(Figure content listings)
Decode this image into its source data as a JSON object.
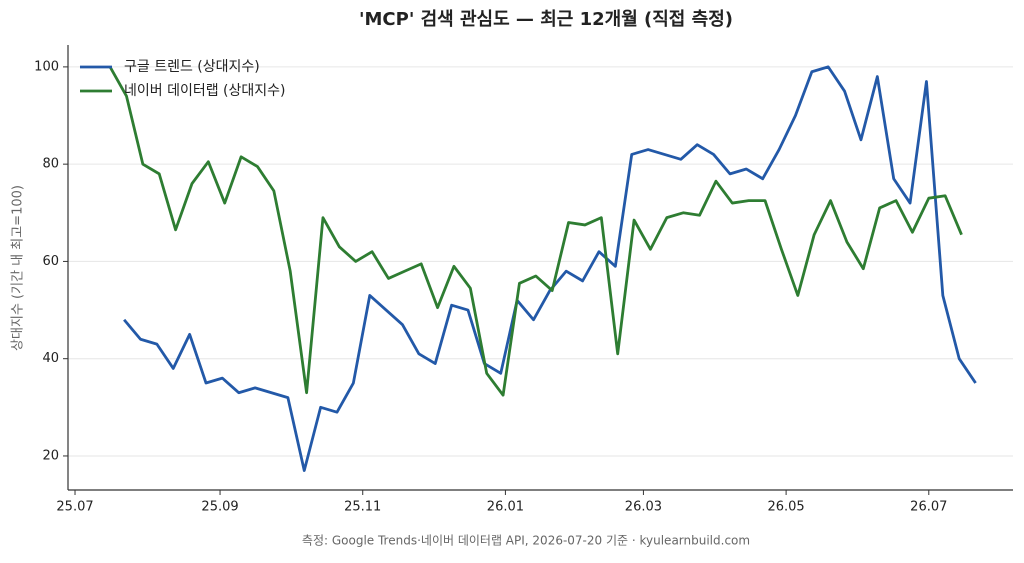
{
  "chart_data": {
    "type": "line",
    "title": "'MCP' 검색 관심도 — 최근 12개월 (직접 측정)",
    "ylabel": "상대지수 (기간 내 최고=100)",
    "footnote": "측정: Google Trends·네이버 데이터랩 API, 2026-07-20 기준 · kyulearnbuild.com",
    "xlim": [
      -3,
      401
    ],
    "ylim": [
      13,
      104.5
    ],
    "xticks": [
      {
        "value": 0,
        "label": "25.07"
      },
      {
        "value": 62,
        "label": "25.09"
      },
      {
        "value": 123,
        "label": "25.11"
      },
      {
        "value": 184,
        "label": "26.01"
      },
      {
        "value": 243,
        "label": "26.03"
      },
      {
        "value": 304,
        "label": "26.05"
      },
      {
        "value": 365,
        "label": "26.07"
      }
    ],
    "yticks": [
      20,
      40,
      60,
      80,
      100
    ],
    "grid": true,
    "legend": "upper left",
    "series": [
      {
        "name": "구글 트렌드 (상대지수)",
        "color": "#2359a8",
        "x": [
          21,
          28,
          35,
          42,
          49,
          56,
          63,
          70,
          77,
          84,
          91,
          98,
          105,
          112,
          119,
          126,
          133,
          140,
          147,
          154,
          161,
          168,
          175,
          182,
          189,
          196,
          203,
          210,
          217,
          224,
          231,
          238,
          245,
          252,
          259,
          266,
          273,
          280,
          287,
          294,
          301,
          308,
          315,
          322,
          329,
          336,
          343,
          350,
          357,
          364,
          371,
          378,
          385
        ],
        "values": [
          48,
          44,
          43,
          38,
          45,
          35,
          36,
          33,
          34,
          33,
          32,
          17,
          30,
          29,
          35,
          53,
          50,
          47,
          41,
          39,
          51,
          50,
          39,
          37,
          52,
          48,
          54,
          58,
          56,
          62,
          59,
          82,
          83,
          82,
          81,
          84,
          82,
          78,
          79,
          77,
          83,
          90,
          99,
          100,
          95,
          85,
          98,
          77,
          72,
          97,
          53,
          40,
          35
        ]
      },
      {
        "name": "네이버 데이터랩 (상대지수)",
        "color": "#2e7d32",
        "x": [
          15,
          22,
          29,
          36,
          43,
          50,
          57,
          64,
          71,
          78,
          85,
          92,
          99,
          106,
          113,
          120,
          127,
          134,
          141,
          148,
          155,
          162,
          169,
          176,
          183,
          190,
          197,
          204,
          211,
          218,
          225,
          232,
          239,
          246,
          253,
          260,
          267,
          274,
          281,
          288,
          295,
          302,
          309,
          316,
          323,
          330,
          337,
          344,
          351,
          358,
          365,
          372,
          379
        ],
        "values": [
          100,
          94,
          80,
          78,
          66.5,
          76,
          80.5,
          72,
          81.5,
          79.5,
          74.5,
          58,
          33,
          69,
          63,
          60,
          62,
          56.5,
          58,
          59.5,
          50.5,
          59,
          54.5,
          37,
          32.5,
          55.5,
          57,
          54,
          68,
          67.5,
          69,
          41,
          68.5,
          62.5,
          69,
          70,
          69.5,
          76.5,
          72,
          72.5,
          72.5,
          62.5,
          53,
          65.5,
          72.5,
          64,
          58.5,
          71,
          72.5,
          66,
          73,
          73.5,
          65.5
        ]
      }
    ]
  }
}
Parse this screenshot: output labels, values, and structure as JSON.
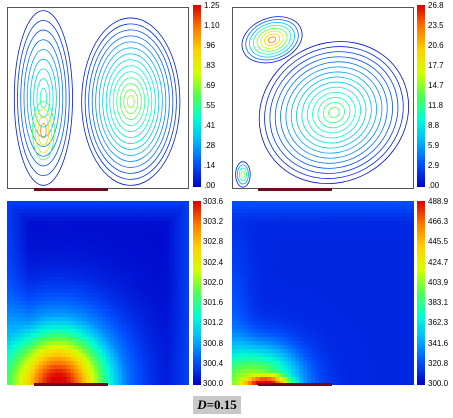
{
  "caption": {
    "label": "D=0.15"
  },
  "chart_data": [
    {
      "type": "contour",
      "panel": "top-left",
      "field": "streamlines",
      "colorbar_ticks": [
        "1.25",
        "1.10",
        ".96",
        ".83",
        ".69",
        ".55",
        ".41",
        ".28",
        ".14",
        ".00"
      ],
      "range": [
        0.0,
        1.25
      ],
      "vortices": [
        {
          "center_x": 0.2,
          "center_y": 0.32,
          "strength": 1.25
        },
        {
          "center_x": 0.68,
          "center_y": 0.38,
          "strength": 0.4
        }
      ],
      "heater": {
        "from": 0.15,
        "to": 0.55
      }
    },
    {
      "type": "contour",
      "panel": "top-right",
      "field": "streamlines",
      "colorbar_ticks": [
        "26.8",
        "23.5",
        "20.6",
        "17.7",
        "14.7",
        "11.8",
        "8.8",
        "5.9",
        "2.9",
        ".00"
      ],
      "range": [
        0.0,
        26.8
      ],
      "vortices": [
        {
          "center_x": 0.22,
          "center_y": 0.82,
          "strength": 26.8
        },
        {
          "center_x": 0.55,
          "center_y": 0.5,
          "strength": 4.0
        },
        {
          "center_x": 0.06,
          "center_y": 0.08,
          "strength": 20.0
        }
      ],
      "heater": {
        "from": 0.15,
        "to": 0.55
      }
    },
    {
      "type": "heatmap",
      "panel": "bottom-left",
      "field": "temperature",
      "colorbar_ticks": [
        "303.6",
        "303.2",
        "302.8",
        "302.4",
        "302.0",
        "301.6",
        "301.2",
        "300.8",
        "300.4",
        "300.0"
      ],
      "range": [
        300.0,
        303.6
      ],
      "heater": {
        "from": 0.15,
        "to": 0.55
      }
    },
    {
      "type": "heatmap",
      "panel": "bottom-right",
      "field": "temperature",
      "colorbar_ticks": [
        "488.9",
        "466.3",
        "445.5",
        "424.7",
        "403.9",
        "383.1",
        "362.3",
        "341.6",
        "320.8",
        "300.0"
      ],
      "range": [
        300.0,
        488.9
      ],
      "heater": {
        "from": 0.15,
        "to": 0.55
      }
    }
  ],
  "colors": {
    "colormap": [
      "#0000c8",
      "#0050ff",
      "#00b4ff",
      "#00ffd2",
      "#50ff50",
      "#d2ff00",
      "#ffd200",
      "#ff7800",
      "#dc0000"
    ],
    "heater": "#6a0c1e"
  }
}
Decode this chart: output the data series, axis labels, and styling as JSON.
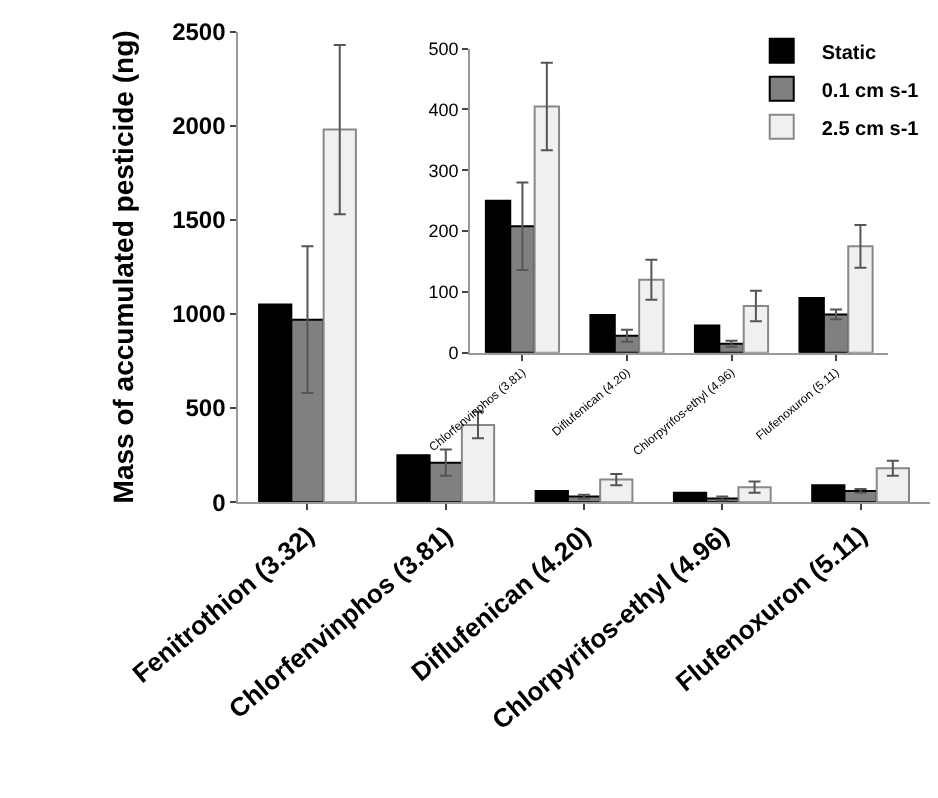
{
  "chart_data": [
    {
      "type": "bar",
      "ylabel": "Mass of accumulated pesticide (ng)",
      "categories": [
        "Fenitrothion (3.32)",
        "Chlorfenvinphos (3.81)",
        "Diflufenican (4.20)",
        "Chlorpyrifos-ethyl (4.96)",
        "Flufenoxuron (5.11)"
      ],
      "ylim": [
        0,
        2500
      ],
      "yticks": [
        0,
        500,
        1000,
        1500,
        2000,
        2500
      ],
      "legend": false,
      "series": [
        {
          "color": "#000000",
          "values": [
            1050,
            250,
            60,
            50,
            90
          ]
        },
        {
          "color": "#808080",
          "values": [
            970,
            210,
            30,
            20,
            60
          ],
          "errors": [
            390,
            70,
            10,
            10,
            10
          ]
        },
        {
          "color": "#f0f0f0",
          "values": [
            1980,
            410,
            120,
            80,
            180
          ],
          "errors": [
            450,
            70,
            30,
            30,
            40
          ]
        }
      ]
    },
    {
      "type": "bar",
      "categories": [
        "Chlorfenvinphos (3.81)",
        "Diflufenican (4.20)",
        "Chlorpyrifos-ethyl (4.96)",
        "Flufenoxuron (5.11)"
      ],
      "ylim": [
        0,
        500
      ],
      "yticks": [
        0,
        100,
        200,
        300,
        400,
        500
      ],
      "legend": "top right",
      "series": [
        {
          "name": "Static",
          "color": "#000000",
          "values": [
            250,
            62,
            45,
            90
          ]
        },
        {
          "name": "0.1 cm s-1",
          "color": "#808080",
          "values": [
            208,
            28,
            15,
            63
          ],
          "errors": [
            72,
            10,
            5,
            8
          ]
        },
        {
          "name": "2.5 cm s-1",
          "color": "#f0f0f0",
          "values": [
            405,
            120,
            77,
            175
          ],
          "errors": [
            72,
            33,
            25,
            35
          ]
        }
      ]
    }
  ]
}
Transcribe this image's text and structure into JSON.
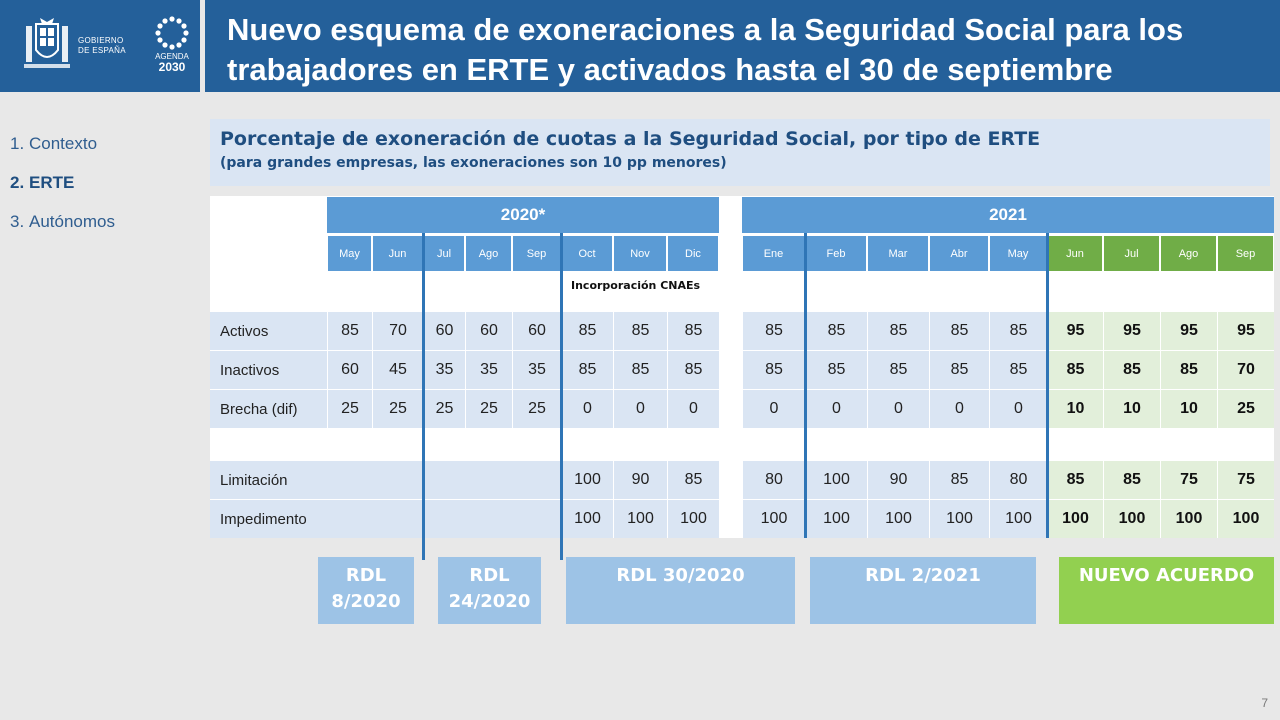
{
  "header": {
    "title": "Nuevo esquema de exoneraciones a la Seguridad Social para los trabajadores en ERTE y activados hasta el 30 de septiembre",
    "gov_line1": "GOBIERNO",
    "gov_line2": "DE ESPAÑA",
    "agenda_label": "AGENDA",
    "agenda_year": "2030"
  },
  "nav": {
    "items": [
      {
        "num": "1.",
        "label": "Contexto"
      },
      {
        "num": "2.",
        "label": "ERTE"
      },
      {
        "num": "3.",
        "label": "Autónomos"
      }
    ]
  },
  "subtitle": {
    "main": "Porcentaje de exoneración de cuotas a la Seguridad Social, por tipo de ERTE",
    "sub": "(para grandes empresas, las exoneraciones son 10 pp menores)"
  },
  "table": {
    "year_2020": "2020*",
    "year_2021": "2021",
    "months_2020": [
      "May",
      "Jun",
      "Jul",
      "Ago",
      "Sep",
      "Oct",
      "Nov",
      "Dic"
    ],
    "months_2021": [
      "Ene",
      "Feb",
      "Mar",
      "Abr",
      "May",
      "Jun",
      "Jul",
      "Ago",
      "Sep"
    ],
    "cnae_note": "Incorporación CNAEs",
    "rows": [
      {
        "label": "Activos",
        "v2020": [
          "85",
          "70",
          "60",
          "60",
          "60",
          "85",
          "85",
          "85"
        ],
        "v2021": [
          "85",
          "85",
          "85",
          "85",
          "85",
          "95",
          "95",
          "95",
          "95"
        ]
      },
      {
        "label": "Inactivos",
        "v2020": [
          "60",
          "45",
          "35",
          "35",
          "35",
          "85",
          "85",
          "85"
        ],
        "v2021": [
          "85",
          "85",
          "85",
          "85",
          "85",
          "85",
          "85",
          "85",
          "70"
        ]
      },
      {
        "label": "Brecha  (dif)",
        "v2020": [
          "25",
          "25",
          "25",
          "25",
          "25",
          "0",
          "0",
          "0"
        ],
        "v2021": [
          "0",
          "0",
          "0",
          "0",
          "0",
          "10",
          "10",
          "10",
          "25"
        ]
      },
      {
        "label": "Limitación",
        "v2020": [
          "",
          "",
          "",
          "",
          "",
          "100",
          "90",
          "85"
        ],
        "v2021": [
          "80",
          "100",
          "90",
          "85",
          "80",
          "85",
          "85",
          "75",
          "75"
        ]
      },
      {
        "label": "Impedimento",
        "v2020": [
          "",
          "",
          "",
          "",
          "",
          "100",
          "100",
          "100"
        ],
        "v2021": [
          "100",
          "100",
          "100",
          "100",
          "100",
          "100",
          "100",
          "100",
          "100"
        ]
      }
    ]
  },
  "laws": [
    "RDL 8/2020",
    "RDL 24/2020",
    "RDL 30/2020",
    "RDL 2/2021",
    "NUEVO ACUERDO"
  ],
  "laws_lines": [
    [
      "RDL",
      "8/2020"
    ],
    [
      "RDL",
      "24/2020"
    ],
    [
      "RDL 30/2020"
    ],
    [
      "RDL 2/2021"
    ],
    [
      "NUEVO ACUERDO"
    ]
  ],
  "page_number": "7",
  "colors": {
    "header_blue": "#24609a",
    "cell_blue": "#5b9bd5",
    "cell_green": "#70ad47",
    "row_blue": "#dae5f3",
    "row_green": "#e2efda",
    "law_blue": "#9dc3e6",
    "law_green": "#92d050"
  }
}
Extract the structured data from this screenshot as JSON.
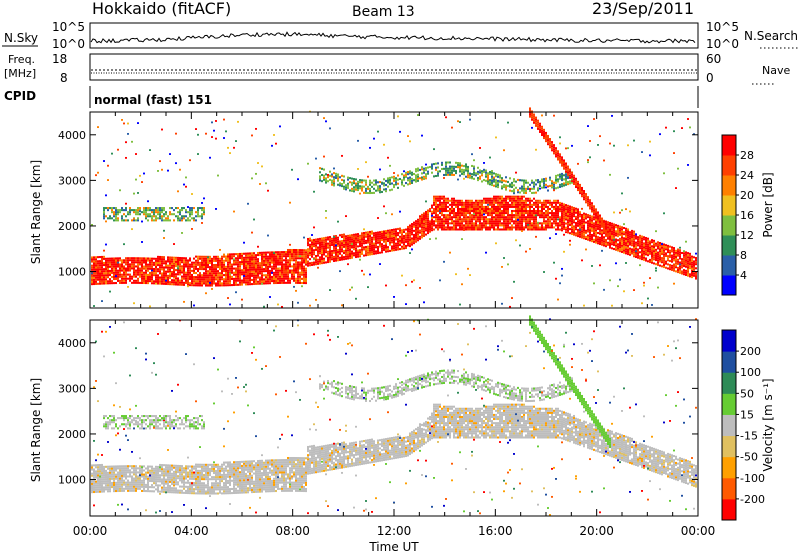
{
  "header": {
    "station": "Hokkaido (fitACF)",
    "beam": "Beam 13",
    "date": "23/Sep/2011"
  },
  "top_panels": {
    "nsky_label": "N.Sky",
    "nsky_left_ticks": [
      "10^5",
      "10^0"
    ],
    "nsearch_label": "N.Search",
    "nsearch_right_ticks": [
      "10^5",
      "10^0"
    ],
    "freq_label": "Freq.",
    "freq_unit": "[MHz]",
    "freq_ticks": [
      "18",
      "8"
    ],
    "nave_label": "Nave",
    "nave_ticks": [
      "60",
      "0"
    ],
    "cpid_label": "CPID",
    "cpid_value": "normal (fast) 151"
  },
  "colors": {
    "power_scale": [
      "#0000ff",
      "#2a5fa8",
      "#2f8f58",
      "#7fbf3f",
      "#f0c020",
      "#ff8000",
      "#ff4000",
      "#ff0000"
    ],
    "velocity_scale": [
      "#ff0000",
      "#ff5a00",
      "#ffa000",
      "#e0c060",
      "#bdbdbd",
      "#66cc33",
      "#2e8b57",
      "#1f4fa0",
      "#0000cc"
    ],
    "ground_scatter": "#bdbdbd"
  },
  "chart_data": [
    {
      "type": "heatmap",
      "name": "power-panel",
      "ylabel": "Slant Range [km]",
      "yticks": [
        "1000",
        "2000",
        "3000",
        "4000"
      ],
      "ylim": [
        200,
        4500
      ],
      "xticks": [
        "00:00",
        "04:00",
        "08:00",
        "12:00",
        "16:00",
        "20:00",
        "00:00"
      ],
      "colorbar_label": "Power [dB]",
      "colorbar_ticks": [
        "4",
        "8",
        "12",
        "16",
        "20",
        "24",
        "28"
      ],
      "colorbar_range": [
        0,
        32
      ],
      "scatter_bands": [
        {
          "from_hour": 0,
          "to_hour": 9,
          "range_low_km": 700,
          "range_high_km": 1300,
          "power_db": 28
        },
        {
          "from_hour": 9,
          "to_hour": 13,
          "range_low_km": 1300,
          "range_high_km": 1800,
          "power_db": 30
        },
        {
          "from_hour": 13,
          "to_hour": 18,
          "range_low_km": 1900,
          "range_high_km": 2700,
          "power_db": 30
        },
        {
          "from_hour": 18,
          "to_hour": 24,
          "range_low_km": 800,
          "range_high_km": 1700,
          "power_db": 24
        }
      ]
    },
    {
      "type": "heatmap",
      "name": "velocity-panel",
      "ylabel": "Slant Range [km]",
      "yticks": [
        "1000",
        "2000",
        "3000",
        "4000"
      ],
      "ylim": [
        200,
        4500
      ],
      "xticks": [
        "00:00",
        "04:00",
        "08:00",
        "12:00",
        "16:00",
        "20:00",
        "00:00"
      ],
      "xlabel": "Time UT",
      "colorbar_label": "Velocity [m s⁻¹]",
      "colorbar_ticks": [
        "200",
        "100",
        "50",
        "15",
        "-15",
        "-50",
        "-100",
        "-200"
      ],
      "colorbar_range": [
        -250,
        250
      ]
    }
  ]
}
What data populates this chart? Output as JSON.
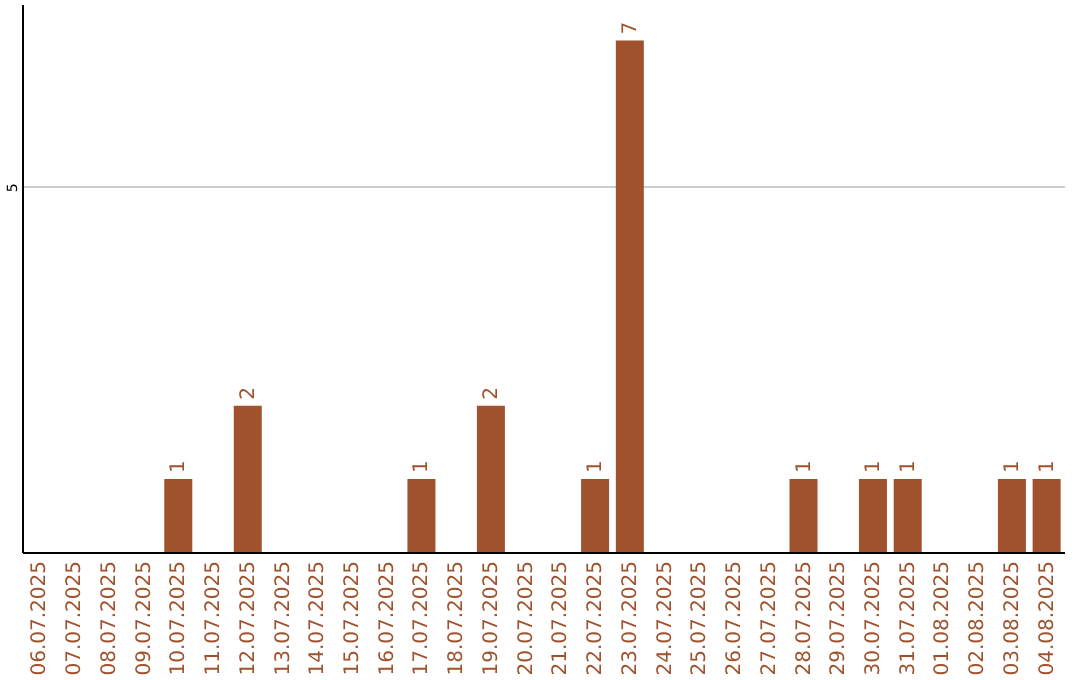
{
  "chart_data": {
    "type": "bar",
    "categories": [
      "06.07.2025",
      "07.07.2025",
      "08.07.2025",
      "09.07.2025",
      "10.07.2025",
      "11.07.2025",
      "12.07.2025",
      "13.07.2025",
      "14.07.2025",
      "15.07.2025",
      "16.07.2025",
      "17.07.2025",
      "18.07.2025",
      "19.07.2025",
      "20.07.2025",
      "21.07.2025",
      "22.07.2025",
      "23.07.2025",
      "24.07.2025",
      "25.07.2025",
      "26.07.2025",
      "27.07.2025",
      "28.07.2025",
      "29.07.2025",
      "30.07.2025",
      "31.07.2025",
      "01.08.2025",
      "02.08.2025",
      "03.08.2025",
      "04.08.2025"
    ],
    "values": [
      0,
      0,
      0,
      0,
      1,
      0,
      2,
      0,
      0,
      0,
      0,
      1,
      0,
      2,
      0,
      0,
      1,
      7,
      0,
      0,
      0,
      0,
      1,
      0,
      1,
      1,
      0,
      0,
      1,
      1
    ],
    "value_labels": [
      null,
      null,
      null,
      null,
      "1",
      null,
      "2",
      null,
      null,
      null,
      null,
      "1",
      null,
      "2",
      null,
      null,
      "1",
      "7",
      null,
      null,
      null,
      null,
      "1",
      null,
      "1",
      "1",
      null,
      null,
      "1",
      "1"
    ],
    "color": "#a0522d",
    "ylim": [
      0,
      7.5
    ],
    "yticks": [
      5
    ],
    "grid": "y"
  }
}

● TASK DESCRIPTION:
Show the lines that mention the word "image".

● RESPONSE BELOW:
Decode this image into its source data as a JSON object.
Transcribe this image's text and structure into JSON.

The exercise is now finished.